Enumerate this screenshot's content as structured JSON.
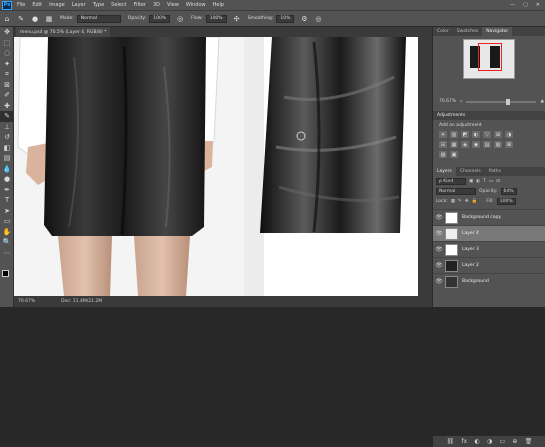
{
  "app": {
    "logo": "Ps",
    "accent": "#31a8ff"
  },
  "menu": [
    "File",
    "Edit",
    "Image",
    "Layer",
    "Type",
    "Select",
    "Filter",
    "3D",
    "View",
    "Window",
    "Help"
  ],
  "window_controls": [
    "—",
    "▢",
    "✕"
  ],
  "options": {
    "mode_label": "Mode:",
    "mode_value": "Normal",
    "opacity_label": "Opacity:",
    "opacity_value": "100%",
    "flow_label": "Flow:",
    "flow_value": "100%",
    "smoothing_label": "Smoothing:",
    "smoothing_value": "10%"
  },
  "doc_tab": "menu.psd @ 70.5% (Layer 4, RGB/8) *",
  "status": {
    "zoom": "70.67%",
    "doc": "Doc: 11.4M/21.2M"
  },
  "panels": {
    "nav_tabs": [
      "Color",
      "Swatches",
      "Navigator"
    ],
    "nav_active": 2,
    "nav_zoom": "70.67%",
    "adj_title": "Adjustments",
    "adj_sub": "Add an adjustment",
    "adj_icons": [
      "☀",
      "▥",
      "◩",
      "◐",
      "▽",
      "⊞",
      "◑",
      "⊟",
      "▦",
      "◈",
      "◉",
      "▤",
      "▧",
      "⊠",
      "▨",
      "▣"
    ]
  },
  "layers": {
    "tabs": [
      "Layers",
      "Channels",
      "Paths"
    ],
    "kind_label": "ρ Kind",
    "blend": "Normal",
    "opacity_label": "Opacity:",
    "opacity_value": "64%",
    "lock_label": "Lock:",
    "fill_label": "Fill:",
    "fill_value": "100%",
    "items": [
      {
        "name": "Background copy",
        "selected": false
      },
      {
        "name": "Layer 4",
        "selected": true
      },
      {
        "name": "Layer 3",
        "selected": false
      },
      {
        "name": "Layer 2",
        "selected": false
      },
      {
        "name": "Background",
        "selected": false
      }
    ],
    "bottom_icons": [
      "⛓",
      "fx",
      "◐",
      "◑",
      "▭",
      "⊕",
      "🗑"
    ]
  }
}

-- PROBLEM --
Where does the word "menu" appear? Return each line that holds it.

-- THE RESPONSE --
  "menu": [
  "doc_tab": "menu.psd @ 70.5% (Layer 4, RGB/8) *",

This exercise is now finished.